--- start of Provided material ---
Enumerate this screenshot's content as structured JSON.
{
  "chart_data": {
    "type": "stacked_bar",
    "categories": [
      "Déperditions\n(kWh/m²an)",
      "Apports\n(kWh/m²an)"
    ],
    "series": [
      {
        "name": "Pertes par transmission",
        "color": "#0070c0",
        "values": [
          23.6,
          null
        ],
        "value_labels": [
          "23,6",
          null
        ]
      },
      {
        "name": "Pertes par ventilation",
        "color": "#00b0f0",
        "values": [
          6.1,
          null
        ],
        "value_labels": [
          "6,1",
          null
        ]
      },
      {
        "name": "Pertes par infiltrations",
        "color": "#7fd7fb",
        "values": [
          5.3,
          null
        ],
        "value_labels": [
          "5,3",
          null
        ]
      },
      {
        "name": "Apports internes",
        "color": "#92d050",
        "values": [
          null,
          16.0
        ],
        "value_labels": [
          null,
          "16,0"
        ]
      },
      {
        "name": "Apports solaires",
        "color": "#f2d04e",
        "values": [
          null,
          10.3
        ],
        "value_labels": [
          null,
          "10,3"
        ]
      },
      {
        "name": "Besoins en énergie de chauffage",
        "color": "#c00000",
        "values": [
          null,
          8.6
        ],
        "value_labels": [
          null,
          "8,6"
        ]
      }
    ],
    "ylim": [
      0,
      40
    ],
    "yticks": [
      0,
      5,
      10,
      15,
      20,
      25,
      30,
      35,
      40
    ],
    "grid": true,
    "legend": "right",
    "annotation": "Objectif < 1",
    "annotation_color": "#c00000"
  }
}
--- end of Provided material ---
--- start of Provided material ---
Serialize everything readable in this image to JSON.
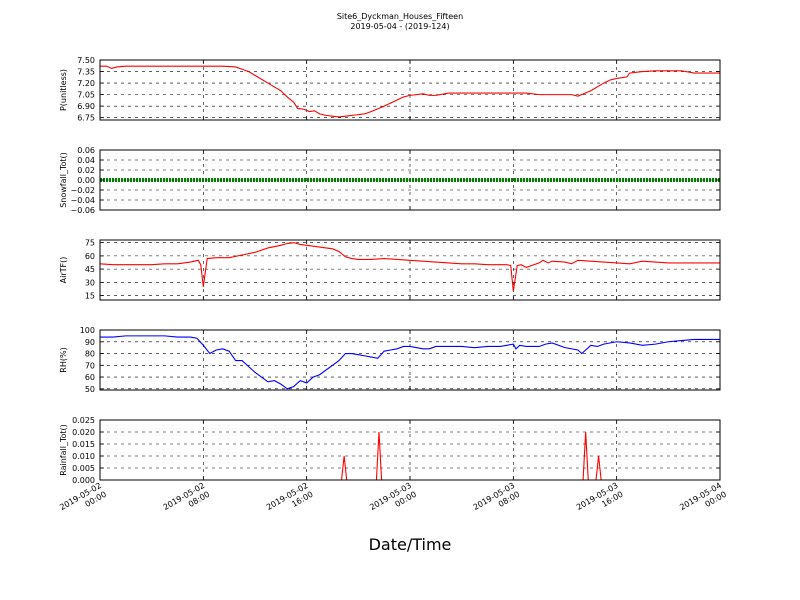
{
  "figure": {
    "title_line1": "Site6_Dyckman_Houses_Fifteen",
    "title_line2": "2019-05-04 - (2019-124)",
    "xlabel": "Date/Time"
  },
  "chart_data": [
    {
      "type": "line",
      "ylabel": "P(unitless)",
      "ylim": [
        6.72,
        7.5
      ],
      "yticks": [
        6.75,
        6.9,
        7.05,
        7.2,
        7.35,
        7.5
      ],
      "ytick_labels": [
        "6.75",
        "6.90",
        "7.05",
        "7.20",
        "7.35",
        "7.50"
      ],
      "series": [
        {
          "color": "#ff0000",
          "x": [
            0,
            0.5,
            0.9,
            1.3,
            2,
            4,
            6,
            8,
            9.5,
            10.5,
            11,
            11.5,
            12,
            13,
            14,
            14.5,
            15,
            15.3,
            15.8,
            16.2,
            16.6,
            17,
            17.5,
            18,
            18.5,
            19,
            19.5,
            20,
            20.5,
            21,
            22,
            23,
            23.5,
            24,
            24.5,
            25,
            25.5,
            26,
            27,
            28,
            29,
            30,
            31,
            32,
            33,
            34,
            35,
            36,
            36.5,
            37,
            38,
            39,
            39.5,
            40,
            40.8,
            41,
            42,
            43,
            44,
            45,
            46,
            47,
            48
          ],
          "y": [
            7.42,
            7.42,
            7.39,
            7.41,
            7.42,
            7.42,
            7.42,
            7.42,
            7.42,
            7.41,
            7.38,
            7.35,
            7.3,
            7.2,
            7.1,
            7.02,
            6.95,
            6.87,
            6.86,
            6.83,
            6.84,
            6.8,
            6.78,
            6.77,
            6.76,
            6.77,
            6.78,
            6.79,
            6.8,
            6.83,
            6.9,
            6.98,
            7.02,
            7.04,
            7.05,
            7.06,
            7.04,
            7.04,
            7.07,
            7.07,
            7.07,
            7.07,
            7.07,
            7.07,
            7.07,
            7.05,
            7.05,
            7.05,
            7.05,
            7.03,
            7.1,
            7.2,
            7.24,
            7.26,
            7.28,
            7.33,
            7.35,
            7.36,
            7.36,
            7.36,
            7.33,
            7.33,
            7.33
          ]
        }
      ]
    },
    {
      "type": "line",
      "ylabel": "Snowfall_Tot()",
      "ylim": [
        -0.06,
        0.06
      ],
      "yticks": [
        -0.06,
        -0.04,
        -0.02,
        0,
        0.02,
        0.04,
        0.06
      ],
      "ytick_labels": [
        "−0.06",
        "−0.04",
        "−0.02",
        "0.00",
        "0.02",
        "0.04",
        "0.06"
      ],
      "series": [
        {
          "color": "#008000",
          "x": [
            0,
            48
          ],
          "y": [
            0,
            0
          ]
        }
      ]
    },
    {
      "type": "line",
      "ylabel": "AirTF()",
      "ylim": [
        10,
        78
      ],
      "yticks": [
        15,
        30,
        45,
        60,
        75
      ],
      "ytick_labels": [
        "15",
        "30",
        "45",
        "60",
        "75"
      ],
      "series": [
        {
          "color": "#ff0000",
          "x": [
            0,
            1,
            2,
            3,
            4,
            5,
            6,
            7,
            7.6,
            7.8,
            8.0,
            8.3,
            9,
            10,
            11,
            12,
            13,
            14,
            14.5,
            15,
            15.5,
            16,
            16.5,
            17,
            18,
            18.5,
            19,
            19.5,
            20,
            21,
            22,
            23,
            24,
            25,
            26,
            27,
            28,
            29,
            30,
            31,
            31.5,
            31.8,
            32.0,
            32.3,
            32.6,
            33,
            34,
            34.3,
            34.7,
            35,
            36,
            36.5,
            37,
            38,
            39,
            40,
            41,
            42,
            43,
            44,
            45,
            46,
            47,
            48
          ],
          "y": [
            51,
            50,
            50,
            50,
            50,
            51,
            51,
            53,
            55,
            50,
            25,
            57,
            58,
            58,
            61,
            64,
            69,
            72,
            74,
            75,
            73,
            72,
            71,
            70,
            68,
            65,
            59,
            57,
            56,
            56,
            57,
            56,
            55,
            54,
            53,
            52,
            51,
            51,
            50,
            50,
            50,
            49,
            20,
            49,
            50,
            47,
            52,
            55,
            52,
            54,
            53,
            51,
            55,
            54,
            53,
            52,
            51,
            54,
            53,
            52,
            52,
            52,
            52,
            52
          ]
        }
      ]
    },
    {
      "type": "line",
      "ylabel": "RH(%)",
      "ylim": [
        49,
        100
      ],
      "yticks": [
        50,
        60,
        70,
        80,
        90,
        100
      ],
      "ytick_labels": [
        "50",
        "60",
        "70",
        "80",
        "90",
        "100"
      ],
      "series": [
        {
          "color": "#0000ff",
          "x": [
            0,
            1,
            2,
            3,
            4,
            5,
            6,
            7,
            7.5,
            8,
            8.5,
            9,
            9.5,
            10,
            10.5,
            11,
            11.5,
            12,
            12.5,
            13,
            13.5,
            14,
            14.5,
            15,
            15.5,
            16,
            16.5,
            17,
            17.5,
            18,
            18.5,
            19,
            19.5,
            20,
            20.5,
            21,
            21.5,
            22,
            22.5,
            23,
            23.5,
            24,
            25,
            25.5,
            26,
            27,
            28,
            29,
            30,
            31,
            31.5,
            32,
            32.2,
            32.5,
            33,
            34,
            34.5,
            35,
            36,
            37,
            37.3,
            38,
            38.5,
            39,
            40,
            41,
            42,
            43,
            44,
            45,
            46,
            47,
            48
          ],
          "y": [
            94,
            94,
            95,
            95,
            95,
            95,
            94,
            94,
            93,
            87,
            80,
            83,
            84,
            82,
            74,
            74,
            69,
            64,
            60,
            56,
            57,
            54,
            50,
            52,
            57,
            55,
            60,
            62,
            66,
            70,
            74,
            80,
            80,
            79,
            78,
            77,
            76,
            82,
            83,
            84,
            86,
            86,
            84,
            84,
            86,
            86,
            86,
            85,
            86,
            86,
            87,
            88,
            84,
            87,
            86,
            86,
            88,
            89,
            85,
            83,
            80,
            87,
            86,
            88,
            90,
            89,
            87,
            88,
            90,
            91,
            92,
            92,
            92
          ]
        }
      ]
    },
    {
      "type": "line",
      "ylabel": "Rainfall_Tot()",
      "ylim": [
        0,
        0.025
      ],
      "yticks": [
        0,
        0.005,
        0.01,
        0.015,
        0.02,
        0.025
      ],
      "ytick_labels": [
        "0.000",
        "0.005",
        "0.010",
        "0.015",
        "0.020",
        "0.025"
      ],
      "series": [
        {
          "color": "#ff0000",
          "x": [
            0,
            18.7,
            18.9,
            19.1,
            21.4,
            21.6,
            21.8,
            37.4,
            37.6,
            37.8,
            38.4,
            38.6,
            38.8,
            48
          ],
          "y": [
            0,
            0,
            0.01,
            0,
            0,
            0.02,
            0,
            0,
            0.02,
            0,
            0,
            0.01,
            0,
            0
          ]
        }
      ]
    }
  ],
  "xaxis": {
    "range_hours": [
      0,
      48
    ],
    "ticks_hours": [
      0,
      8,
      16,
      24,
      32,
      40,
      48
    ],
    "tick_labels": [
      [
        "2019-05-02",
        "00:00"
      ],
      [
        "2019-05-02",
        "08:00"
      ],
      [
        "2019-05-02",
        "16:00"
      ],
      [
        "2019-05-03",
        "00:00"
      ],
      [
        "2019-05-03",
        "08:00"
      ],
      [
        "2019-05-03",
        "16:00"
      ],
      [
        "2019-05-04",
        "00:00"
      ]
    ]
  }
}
--- end of Provided material ---
Instruction: Copy each line above that contains the string "name".

Exercise result:
        "name": "Pertes par transmission",
        "name": "Pertes par ventilation",
        "name": "Pertes par infiltrations",
        "name": "Apports internes",
        "name": "Apports solaires",
        "name": "Besoins en énergie de chauffage",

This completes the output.